## Written problem
Reproduce the following data items line for line, without changing any character.

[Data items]
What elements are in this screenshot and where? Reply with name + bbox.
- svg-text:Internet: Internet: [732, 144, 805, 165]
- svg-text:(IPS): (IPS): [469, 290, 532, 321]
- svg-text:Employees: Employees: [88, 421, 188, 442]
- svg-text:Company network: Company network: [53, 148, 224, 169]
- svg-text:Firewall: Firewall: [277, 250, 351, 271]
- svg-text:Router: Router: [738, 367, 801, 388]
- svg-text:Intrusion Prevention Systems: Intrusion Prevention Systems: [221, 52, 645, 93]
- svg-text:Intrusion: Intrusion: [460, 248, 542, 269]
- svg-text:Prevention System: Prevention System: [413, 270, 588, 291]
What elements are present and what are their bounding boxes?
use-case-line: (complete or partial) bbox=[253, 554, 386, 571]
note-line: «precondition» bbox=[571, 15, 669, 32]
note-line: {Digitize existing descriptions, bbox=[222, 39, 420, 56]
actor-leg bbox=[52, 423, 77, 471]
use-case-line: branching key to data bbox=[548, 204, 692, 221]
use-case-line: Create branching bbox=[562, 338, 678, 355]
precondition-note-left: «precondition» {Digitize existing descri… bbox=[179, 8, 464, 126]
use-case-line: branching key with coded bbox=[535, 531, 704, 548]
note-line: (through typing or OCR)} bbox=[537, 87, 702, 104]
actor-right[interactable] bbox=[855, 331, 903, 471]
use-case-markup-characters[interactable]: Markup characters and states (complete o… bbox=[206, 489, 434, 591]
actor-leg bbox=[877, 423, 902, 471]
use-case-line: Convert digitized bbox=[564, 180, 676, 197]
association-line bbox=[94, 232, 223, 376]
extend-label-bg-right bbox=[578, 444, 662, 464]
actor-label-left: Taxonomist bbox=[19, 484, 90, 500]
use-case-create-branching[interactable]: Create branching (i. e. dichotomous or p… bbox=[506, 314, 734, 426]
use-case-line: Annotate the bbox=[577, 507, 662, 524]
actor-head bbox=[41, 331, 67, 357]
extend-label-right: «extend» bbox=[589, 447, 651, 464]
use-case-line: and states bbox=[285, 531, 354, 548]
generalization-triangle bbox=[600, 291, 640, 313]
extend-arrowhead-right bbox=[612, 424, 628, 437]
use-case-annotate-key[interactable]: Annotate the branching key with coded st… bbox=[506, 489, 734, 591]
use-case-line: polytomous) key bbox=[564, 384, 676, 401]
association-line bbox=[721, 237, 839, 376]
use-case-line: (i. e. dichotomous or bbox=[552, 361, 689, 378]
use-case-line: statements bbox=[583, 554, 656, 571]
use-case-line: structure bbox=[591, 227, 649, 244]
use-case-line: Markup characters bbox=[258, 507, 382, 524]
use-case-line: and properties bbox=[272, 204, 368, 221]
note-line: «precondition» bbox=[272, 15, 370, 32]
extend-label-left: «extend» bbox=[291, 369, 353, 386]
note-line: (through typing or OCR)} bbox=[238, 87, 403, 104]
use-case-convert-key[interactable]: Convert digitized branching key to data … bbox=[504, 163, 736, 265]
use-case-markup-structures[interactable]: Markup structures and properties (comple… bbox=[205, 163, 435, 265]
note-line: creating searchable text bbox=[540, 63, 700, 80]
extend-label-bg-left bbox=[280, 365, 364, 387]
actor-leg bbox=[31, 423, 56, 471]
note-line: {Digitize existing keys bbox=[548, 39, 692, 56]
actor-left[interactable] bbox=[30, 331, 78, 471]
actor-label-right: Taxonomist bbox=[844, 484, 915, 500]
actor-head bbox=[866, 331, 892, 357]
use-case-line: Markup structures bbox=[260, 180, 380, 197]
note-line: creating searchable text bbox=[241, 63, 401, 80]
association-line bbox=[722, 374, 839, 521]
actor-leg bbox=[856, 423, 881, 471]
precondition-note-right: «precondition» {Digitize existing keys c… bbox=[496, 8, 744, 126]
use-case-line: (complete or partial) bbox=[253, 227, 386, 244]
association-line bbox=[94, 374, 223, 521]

## Answer to the task
What elements are in this screenshot and where? Reply with name + bbox.
- svg-text:Internet: Internet: [732, 144, 805, 165]
- svg-text:(IPS): (IPS): [469, 290, 532, 321]
- svg-text:Employees: Employees: [88, 421, 188, 442]
- svg-text:Company network: Company network: [53, 148, 224, 169]
- svg-text:Firewall: Firewall: [277, 250, 351, 271]
- svg-text:Router: Router: [738, 367, 801, 388]
- svg-text:Intrusion Prevention Systems: Intrusion Prevention Systems: [221, 52, 645, 93]
- svg-text:Intrusion: Intrusion: [460, 248, 542, 269]
- svg-text:Prevention System: Prevention System: [413, 270, 588, 291]
What elements are present and what are their bounding boxes?
use-case-line: (complete or partial) bbox=[253, 554, 386, 571]
note-line: «precondition» bbox=[571, 15, 669, 32]
note-line: {Digitize existing descriptions, bbox=[222, 39, 420, 56]
actor-leg bbox=[52, 423, 77, 471]
use-case-line: branching key to data bbox=[548, 204, 692, 221]
use-case-line: Create branching bbox=[562, 338, 678, 355]
precondition-note-left: «precondition» {Digitize existing descri… bbox=[179, 8, 464, 126]
use-case-line: branching key with coded bbox=[535, 531, 704, 548]
note-line: (through typing or OCR)} bbox=[537, 87, 702, 104]
actor-right[interactable] bbox=[855, 331, 903, 471]
use-case-markup-characters[interactable]: Markup characters and states (complete o… bbox=[206, 489, 434, 591]
actor-leg bbox=[877, 423, 902, 471]
use-case-line: Convert digitized bbox=[564, 180, 676, 197]
association-line bbox=[94, 232, 223, 376]
extend-label-bg-right bbox=[578, 444, 662, 464]
actor-label-left: Taxonomist bbox=[19, 484, 90, 500]
use-case-create-branching[interactable]: Create branching (i. e. dichotomous or p… bbox=[506, 314, 734, 426]
use-case-line: Annotate the bbox=[577, 507, 662, 524]
actor-head bbox=[41, 331, 67, 357]
extend-label-right: «extend» bbox=[589, 447, 651, 464]
use-case-line: and states bbox=[285, 531, 354, 548]
generalization-triangle bbox=[600, 291, 640, 313]
extend-arrowhead-right bbox=[612, 424, 628, 437]
use-case-annotate-key[interactable]: Annotate the branching key with coded st… bbox=[506, 489, 734, 591]
use-case-line: polytomous) key bbox=[564, 384, 676, 401]
association-line bbox=[721, 237, 839, 376]
use-case-line: (i. e. dichotomous or bbox=[552, 361, 689, 378]
use-case-line: statements bbox=[583, 554, 656, 571]
use-case-line: structure bbox=[591, 227, 649, 244]
use-case-line: Markup characters bbox=[258, 507, 382, 524]
use-case-line: and properties bbox=[272, 204, 368, 221]
note-line: «precondition» bbox=[272, 15, 370, 32]
extend-label-left: «extend» bbox=[291, 369, 353, 386]
note-line: (through typing or OCR)} bbox=[238, 87, 403, 104]
use-case-convert-key[interactable]: Convert digitized branching key to data … bbox=[504, 163, 736, 265]
use-case-markup-structures[interactable]: Markup structures and properties (comple… bbox=[205, 163, 435, 265]
note-line: creating searchable text bbox=[540, 63, 700, 80]
extend-label-bg-left bbox=[280, 365, 364, 387]
actor-leg bbox=[31, 423, 56, 471]
note-line: {Digitize existing keys bbox=[548, 39, 692, 56]
actor-left[interactable] bbox=[30, 331, 78, 471]
actor-label-right: Taxonomist bbox=[844, 484, 915, 500]
actor-head bbox=[866, 331, 892, 357]
use-case-line: Markup structures bbox=[260, 180, 380, 197]
note-line: creating searchable text bbox=[241, 63, 401, 80]
association-line bbox=[722, 374, 839, 521]
actor-leg bbox=[856, 423, 881, 471]
precondition-note-right: «precondition» {Digitize existing keys c… bbox=[496, 8, 744, 126]
use-case-line: (complete or partial) bbox=[253, 227, 386, 244]
association-line bbox=[94, 374, 223, 521]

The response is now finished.